GIVEN TEXT:
=====

The law has passed, Wikipedia has to enforce that law but don’t wish to because of privacy concerns.
What should Wikimedia now do? Give up? Ignore the laws of the UK? Shutdown in the UK? What exactly are the options for wikimedia?
> "This is a fine sentiment, could you also please provide an alternative approach?"
https://news.ycombinator.com/item?id=3477966 ("Wikipedia blackout page (wikipedia.org)" (2012))
Wikimedia weren't always a giant ambulating pile of cash; they used to be activists. Long ago.
> Wikimedia weren't always a giant ambulating pile of cash; they used to be activists. Long ago.
Your point is moot because this wasn’t a WMF initiative, it was an enwiki community initiative which WMF agreed to accommodate.
The history is detailed… on Wikipedia… https://en.wikipedia.org/wiki/Protests_against_SOPA_and_PIPA...
Warn the UK users during the grace period as best as they can.

=====

STORED ROWS:

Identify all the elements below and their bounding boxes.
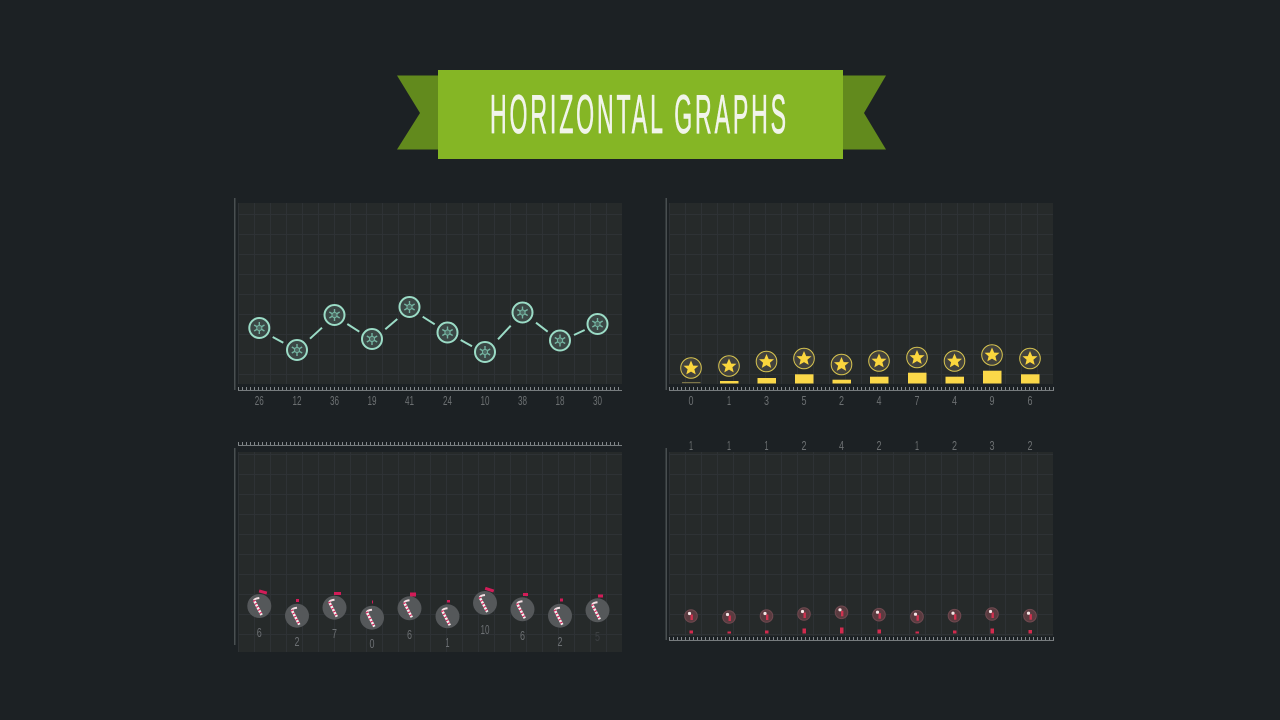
top values: 2 [876,438,882,453]
ornament values: 5 [595,629,600,644]
top values [689,438,1032,453]
axis values: 4 [876,393,882,408]
ornament caps [259,587,603,604]
axis values: 6 [1028,393,1032,408]
axis values [688,393,1032,408]
axis values: 18 [556,393,564,408]
axis values: 0 [688,393,694,408]
ornament values: 6 [520,628,525,643]
axis values [255,393,602,408]
title ribbon banner [397,70,886,159]
snowflake markers [249,297,608,362]
top values: 2 [1028,438,1032,453]
axis values: 10 [480,393,490,408]
axis values: 7 [914,393,920,408]
small red bars [690,628,1032,634]
title: HORIZONTAL GRAPHS [490,83,786,145]
top values: 1 [689,438,693,453]
star markers [681,345,1040,378]
ornament values: 2 [558,634,562,649]
top values: 1 [727,438,731,453]
axis values: 4 [952,393,957,408]
ornament values: 1 [446,635,450,650]
top values: 1 [915,438,919,453]
panel: red orb graph [666,438,1054,641]
top values: 2 [802,438,806,453]
red orbs [685,606,1036,623]
axis values: 2 [839,393,844,408]
ornament values: 6 [407,627,412,642]
ornament values: 6 [257,625,262,640]
axis values: 41 [405,393,414,408]
top values: 3 [990,438,994,453]
ornament values [257,622,600,651]
axis values: 24 [443,393,452,408]
axis values: 5 [802,393,806,408]
candy cane ornaments [247,591,610,630]
axis values: 36 [330,393,339,408]
axis values: 12 [292,393,302,408]
axis values: 38 [518,393,527,408]
ornament values: 0 [370,636,374,651]
panel: snowflake line graph [234,198,622,408]
line connectors [273,317,585,346]
panel: star bar graph [666,198,1054,408]
top values: 2 [952,438,957,453]
yellow bars [682,371,1040,384]
axis values: 9 [990,393,994,408]
top values: 1 [764,438,768,453]
axis values: 26 [255,393,264,408]
ornament values: 10 [480,622,490,637]
top values: 4 [839,438,844,453]
axis values: 1 [727,393,731,408]
axis values: 30 [593,393,602,408]
axis values: 19 [368,393,376,408]
ornament values: 2 [294,634,300,649]
ornament values: 7 [332,626,337,641]
axis values: 3 [764,393,769,408]
panel: candy cane ornament graph [234,442,622,652]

=====

INSTRUCTIONS TO FOLLOW:
Write out the discussion thread starting at "Your point is" and ending at "as they can.", swapping "grace period" for "transition period". The records have no connection to the discussion thread.

THE ANSWER:
Your point is moot because this wasn’t a WMF initiative, it was an enwiki community initiative which WMF agreed to accommodate.
The history is detailed… on Wikipedia… https://en.wikipedia.org/wiki/Protests_against_SOPA_and_PIPA...
Warn the UK users during the transition period as best as they can.